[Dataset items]
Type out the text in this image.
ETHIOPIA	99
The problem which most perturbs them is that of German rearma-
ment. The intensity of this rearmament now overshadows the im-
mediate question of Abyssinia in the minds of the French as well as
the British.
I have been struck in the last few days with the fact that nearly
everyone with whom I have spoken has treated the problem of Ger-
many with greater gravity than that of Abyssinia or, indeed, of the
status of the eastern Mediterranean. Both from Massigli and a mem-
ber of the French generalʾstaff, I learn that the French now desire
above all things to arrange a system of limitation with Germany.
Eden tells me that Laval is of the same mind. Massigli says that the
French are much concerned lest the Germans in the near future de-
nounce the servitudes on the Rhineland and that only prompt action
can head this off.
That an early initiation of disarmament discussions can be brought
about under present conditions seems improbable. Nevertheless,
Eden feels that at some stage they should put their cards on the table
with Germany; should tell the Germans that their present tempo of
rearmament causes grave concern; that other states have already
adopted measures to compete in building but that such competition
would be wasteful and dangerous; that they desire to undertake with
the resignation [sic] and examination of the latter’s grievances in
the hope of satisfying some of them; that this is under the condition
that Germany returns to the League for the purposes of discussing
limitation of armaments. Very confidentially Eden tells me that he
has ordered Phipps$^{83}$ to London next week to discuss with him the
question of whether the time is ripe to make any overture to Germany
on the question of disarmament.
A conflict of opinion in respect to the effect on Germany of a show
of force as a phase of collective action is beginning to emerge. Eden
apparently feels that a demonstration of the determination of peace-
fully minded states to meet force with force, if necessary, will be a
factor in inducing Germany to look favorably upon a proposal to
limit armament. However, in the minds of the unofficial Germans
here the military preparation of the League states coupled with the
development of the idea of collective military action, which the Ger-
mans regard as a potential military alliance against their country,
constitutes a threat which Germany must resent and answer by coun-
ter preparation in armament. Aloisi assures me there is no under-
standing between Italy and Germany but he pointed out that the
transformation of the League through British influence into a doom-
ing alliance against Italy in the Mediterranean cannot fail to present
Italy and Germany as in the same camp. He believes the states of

WRITTEN INSTRUCTION:
Using the data above, output each line exactly.

FINAL ANSWER:
Type out the text in this image.
ETHIOPIA	99
The problem which most perturbs them is that of German rearma-
ment. The intensity of this rearmament now overshadows the im-
mediate question of Abyssinia in the minds of the French as well as
the British.
I have been struck in the last few days with the fact that nearly
everyone with whom I have spoken has treated the problem of Ger-
many with greater gravity than that of Abyssinia or, indeed, of the
status of the eastern Mediterranean. Both from Massigli and a mem-
ber of the French generalʾstaff, I learn that the French now desire
above all things to arrange a system of limitation with Germany.
Eden tells me that Laval is of the same mind. Massigli says that the
French are much concerned lest the Germans in the near future de-
nounce the servitudes on the Rhineland and that only prompt action
can head this off.
That an early initiation of disarmament discussions can be brought
about under present conditions seems improbable. Nevertheless,
Eden feels that at some stage they should put their cards on the table
with Germany; should tell the Germans that their present tempo of
rearmament causes grave concern; that other states have already
adopted measures to compete in building but that such competition
would be wasteful and dangerous; that they desire to undertake with
the resignation [sic] and examination of the latter’s grievances in
the hope of satisfying some of them; that this is under the condition
that Germany returns to the League for the purposes of discussing
limitation of armaments. Very confidentially Eden tells me that he
has ordered Phipps$^{83}$ to London next week to discuss with him the
question of whether the time is ripe to make any overture to Germany
on the question of disarmament.
A conflict of opinion in respect to the effect on Germany of a show
of force as a phase of collective action is beginning to emerge. Eden
apparently feels that a demonstration of the determination of peace-
fully minded states to meet force with force, if necessary, will be a
factor in inducing Germany to look favorably upon a proposal to
limit armament. However, in the minds of the unofficial Germans
here the military preparation of the League states coupled with the
development of the idea of collective military action, which the Ger-
mans regard as a potential military alliance against their country,
constitutes a threat which Germany must resent and answer by coun-
ter preparation in armament. Aloisi assures me there is no under-
standing between Italy and Germany but he pointed out that the
transformation of the League through British influence into a doom-
ing alliance against Italy in the Mediterranean cannot fail to present
Italy and Germany as in the same camp. He believes the states of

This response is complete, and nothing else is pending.